### DATASET ENTRIES

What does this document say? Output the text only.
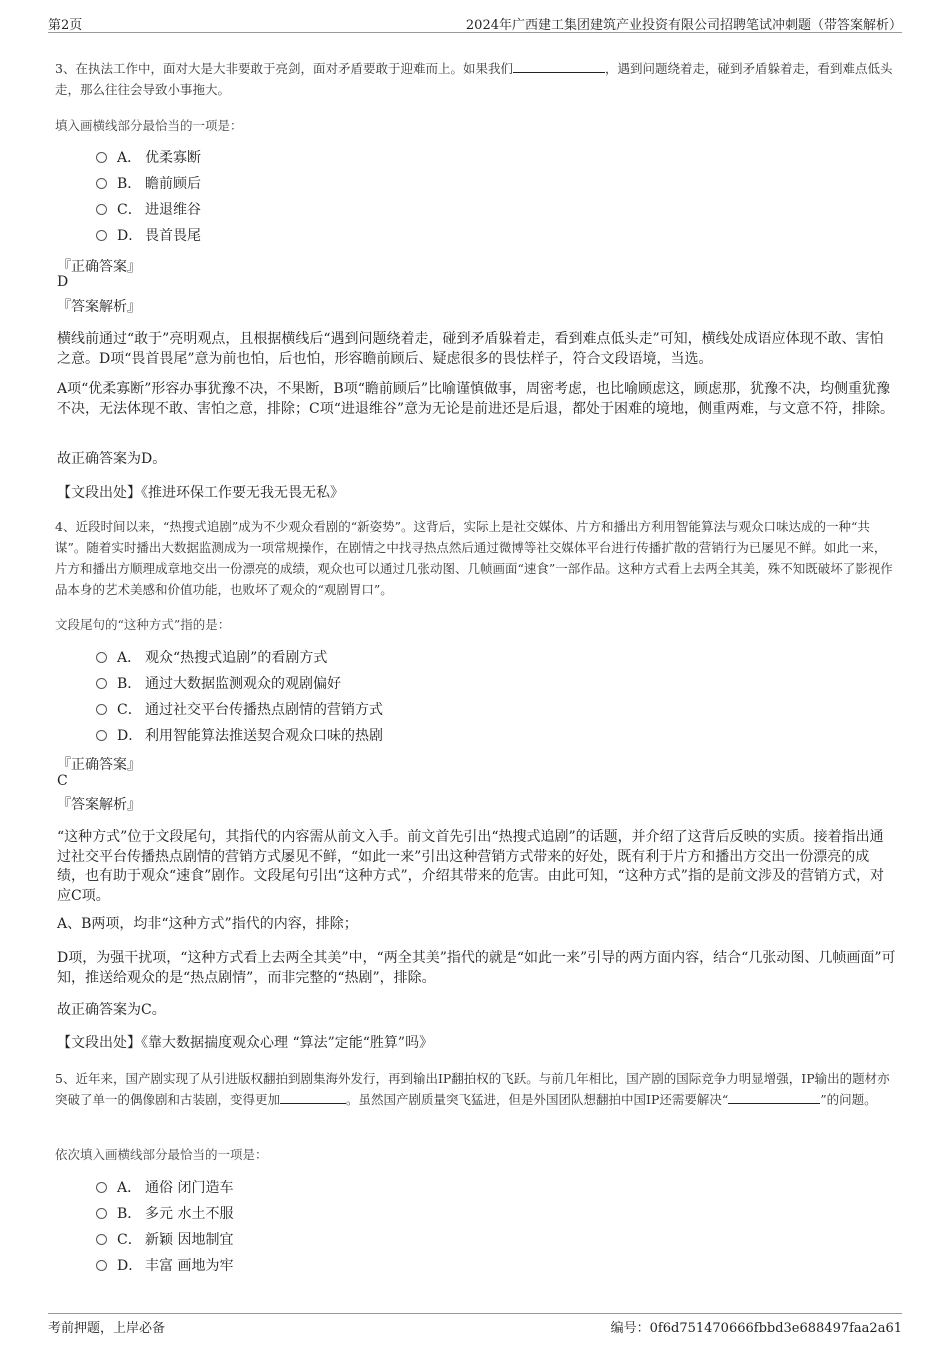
第2页	2024年广西建工集团建筑产业投资有限公司招聘笔试冲刺题（带答案解析）
3、在执法工作中，面对大是大非要敢于亮剑，面对矛盾要敢于迎难而上。如果我们	，遇到问题绕着走，碰到矛盾躲着走，看到难点低头走，那么往往会导致小事拖大。
填入画横线部分最恰当的一项是：
A． 优柔寡断
B． 瞻前顾后
C． 进退维谷
D． 畏首畏尾
『正确答案』
D
『答案解析』
横线前通过“敢于”亮明观点，且根据横线后“遇到问题绕着走，碰到矛盾躲着走，看到难点低头走”可知，横线处成语应体现不敢、害怕之意。D项“畏首畏尾”意为前也怕，后也怕，形容瞻前顾后、疑虑很多的畏怯样子，符合文段语境，当选。
A项“优柔寡断”形容办事犹豫不决，不果断，B项“瞻前顾后”比喻谨慎做事，周密考虑，也比喻顾虑这，顾虑那，犹豫不决，均侧重犹豫不决，无法体现不敢、害怕之意，排除；C项“进退维谷”意为无论是前进还是后退，都处于困难的境地，侧重两难，与文意不符，排除。
故正确答案为D。
【文段出处】《推进环保工作要无我无畏无私》
4、近段时间以来，“热搜式追剧”成为不少观众看剧的“新姿势”。这背后，实际上是社交媒体、片方和播出方利用智能算法与观众口味达成的一种“共谋”。随着实时播出大数据监测成为一项常规操作，在剧情之中找寻热点然后通过微博等社交媒体平台进行传播扩散的营销行为已屡见不鲜。如此一来，片方和播出方顺理成章地交出一份漂亮的成绩，观众也可以通过几张动图、几帧画面“速食”一部作品。这种方式看上去两全其美，殊不知既破坏了影视作品本身的艺术美感和价值功能，也败坏了观众的“观剧胃口”。
文段尾句的“这种方式”指的是：
A． 观众“热搜式追剧”的看剧方式
B． 通过大数据监测观众的观剧偏好
C． 通过社交平台传播热点剧情的营销方式
D． 利用智能算法推送契合观众口味的热剧
『正确答案』
C
『答案解析』
“这种方式”位于文段尾句，其指代的内容需从前文入手。前文首先引出“热搜式追剧”的话题，并介绍了这背后反映的实质。接着指出通过社交平台传播热点剧情的营销方式屡见不鲜，“如此一来”引出这种营销方式带来的好处，既有利于片方和播出方交出一份漂亮的成绩，也有助于观众“速食”剧作。文段尾句引出“这种方式”，介绍其带来的危害。由此可知，“这种方式”指的是前文涉及的营销方式，对应C项。
A、B两项，均非“这种方式”指代的内容，排除；
D项，为强干扰项，“这种方式看上去两全其美”中，“两全其美”指代的就是“如此一来”引导的两方面内容，结合“几张动图、几帧画面”可知，推送给观众的是“热点剧情”，而非完整的“热剧”，排除。
故正确答案为C。
【文段出处】《靠大数据揣度观众心理 “算法”定能“胜算”吗》
5、近年来，国产剧实现了从引进版权翻拍到剧集海外发行，再到输出IP翻拍权的飞跃。与前几年相比，国产剧的国际竞争力明显增强，IP输出的题材亦突破了单一的偶像剧和古装剧，变得更加	。虽然国产剧质量突飞猛进，但是外国团队想翻拍中国IP还需要解决“	”的问题。
依次填入画横线部分最恰当的一项是：
A． 通俗 闭门造车
B． 多元 水土不服
C． 新颖 因地制宜
D． 丰富 画地为牢
考前押题，上岸必备	编号：0f6d751470666fbbd3e688497faa2a61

### EXERCISE
Gather all the lines that include the word "这种方式看上去两全其美" and copy them out.

### TASK RESPONSE
4、近段时间以来，“热搜式追剧”成为不少观众看剧的“新姿势”。这背后，实际上是社交媒体、片方和播出方利用智能算法与观众口味达成的一种“共谋”。随着实时播出大数据监测成为一项常规操作，在剧情之中找寻热点然后通过微博等社交媒体平台进行传播扩散的营销行为已屡见不鲜。如此一来，片方和播出方顺理成章地交出一份漂亮的成绩，观众也可以通过几张动图、几帧画面“速食”一部作品。这种方式看上去两全其美，殊不知既破坏了影视作品本身的艺术美感和价值功能，也败坏了观众的“观剧胃口”。
D项，为强干扰项，“这种方式看上去两全其美”中，“两全其美”指代的就是“如此一来”引导的两方面内容，结合“几张动图、几帧画面”可知，推送给观众的是“热点剧情”，而非完整的“热剧”，排除。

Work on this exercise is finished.